- **DATA SUPPLIED**
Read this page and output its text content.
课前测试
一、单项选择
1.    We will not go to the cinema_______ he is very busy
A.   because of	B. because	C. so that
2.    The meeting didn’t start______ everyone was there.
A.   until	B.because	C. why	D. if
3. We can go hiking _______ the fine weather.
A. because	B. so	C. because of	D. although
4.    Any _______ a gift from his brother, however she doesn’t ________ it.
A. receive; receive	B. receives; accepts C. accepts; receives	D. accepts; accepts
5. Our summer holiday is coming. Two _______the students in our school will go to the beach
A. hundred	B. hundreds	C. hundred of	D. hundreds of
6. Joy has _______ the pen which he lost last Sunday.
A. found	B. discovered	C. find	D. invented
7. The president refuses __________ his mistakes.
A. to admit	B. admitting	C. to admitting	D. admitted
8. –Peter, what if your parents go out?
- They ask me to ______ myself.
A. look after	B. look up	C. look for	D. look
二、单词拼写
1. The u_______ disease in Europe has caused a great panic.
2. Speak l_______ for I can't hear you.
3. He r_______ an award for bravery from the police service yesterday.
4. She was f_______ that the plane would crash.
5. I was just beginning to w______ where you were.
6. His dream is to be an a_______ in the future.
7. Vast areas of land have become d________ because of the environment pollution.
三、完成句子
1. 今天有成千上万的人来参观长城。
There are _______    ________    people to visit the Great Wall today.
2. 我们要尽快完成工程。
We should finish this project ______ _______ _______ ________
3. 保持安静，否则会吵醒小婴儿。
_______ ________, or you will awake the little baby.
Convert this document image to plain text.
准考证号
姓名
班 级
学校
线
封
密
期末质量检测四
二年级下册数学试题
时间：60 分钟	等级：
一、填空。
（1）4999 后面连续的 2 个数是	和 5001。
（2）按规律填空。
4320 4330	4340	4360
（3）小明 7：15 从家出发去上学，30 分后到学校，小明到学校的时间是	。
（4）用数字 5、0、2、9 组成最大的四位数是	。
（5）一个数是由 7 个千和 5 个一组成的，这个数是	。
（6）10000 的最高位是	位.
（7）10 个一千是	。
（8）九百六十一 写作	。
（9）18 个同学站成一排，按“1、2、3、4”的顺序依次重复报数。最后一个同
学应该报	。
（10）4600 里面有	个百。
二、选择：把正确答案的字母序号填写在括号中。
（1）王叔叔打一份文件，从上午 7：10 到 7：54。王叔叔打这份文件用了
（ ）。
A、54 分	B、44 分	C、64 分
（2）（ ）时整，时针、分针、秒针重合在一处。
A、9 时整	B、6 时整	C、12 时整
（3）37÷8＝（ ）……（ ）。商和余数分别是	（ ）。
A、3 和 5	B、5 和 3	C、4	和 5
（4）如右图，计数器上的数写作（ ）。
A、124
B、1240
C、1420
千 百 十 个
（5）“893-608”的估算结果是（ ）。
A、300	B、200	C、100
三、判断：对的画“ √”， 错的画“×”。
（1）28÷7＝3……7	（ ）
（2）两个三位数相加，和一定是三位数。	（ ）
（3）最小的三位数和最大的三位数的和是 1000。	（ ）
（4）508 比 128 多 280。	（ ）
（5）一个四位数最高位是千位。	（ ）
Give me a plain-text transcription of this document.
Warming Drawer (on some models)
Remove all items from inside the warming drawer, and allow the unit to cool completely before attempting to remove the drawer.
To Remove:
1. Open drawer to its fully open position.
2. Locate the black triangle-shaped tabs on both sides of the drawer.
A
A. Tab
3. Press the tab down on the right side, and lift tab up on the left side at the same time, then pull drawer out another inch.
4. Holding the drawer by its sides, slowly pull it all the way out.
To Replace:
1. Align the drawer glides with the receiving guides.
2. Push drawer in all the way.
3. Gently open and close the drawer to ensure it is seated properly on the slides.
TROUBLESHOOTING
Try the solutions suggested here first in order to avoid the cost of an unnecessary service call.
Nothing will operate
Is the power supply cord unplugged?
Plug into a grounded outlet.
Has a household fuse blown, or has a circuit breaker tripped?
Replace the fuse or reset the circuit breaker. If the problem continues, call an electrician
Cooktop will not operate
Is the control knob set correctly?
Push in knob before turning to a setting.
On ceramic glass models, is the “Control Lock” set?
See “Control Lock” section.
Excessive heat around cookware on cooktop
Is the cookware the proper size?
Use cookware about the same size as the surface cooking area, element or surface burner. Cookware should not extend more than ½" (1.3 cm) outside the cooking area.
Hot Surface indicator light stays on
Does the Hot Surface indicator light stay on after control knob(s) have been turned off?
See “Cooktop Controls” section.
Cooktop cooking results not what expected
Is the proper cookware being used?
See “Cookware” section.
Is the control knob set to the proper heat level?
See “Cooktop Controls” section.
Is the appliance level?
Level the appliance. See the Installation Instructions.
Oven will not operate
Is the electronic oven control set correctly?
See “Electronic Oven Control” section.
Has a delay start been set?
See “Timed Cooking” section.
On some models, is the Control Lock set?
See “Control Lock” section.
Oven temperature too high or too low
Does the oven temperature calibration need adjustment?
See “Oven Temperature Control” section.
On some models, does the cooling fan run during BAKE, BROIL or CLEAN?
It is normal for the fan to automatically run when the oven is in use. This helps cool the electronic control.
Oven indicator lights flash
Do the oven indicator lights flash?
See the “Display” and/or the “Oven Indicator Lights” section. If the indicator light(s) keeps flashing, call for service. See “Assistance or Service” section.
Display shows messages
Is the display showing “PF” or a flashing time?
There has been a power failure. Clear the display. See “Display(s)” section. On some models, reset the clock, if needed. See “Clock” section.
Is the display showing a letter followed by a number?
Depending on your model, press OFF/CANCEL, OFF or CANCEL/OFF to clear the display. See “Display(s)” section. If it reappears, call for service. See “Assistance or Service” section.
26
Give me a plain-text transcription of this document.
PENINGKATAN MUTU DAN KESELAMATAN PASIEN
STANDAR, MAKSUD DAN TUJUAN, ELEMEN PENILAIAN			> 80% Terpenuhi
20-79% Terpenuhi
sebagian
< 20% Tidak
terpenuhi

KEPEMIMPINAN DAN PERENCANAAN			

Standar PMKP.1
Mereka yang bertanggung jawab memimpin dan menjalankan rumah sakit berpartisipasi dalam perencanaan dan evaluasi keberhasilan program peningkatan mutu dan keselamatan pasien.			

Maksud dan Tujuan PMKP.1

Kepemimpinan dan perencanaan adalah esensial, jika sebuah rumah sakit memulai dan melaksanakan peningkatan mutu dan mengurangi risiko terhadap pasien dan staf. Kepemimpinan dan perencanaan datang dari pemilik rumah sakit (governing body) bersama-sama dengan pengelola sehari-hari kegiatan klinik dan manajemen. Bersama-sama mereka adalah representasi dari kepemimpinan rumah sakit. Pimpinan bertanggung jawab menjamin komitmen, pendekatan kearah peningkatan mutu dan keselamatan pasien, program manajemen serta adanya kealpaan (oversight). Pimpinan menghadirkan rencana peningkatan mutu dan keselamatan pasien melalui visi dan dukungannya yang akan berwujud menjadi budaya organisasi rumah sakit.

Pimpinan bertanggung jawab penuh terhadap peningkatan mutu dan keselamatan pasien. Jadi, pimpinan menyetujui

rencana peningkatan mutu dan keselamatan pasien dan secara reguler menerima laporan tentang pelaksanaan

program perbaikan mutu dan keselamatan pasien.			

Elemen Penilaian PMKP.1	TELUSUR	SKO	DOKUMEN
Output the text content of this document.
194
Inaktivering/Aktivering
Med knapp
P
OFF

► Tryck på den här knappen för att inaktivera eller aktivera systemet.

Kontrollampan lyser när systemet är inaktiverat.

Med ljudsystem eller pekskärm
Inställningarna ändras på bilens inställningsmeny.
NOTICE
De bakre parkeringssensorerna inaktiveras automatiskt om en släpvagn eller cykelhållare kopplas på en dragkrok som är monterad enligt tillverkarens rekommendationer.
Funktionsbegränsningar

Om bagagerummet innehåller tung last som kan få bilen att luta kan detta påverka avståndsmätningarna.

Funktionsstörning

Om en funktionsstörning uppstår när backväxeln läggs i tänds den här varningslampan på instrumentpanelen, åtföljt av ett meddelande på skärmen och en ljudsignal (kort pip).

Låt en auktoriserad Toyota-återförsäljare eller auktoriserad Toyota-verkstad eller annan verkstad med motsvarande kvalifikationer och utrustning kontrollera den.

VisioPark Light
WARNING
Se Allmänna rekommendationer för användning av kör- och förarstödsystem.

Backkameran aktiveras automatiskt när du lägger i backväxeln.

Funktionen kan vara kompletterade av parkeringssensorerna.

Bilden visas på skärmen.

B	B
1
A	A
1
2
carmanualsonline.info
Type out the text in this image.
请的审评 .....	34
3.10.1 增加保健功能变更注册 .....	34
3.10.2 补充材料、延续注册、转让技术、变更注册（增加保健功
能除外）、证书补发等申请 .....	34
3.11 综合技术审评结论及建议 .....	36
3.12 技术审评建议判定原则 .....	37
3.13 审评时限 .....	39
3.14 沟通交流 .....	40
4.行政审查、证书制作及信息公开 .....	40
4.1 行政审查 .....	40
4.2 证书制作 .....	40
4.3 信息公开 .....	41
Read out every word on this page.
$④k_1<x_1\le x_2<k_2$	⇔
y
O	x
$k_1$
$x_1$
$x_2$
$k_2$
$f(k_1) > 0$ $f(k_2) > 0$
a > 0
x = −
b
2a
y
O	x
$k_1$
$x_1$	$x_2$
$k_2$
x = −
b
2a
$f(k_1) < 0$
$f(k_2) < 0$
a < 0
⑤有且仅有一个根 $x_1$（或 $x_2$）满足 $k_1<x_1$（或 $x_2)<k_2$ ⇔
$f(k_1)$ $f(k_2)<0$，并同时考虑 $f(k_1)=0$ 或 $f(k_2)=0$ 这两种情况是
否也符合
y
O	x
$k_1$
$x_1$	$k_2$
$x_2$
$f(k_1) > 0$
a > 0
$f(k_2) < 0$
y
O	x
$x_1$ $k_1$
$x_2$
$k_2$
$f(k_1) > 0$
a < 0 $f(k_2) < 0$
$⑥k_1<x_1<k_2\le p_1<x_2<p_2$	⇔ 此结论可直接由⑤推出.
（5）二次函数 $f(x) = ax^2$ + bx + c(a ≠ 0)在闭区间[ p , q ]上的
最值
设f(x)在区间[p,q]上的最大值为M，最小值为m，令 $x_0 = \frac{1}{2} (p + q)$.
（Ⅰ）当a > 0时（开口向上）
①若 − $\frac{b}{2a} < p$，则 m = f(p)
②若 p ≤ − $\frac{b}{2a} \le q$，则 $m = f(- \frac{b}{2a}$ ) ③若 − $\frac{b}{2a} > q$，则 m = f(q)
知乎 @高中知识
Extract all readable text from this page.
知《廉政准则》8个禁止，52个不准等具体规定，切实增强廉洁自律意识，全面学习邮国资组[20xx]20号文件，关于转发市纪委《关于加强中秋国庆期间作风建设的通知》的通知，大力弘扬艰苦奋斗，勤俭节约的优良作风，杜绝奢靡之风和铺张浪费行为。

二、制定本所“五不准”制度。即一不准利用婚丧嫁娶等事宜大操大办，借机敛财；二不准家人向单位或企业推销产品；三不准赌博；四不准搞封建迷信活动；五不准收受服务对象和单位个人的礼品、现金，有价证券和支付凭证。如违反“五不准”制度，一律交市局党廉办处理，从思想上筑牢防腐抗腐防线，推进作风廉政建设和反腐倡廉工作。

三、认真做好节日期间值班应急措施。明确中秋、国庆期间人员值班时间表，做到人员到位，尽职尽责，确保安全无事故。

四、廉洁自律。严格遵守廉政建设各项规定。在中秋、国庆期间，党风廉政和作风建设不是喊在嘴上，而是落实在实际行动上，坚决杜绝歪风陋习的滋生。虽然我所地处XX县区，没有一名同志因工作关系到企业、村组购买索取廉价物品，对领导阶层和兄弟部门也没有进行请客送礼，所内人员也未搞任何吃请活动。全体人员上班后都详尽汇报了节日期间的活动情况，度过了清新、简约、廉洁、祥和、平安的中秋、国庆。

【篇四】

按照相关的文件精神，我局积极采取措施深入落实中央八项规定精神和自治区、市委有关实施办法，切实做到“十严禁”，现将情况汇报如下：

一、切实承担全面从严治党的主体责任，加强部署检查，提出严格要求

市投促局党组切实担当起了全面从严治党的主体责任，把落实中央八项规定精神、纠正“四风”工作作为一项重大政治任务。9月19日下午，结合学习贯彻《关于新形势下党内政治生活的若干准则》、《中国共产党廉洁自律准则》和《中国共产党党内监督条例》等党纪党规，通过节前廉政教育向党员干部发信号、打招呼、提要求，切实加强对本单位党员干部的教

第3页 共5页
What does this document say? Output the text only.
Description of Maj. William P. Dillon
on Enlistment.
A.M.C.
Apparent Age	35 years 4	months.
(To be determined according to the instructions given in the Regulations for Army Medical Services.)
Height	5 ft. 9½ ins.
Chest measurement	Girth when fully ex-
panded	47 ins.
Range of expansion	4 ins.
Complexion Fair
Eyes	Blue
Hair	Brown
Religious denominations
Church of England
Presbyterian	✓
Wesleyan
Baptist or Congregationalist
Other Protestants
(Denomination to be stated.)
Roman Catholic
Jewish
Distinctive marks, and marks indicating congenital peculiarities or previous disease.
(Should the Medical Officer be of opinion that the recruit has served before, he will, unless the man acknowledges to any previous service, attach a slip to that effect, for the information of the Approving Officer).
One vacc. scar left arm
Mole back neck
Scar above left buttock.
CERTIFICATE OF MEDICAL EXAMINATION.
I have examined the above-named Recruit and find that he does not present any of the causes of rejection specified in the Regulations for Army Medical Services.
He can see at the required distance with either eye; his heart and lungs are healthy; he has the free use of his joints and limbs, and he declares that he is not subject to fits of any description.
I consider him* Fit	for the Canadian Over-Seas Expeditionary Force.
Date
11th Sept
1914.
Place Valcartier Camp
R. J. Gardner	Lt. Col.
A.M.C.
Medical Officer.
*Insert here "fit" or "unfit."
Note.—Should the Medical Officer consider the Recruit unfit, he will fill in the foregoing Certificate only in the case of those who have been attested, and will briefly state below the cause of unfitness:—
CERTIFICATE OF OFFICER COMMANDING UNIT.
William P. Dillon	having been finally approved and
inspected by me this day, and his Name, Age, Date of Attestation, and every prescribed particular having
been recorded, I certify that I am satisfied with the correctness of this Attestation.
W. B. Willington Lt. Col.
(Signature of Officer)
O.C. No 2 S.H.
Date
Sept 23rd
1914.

- **WHAT YOU ARE ASKED TO DO**
Find the word "pull" in the data and copy out each line where it turns up.

- **EXPECTED ANSWER**
3. Press the tab down on the right side, and lift tab up on the left side at the same time, then pull drawer out another inch.
4. Holding the drawer by its sides, slowly pull it all the way out.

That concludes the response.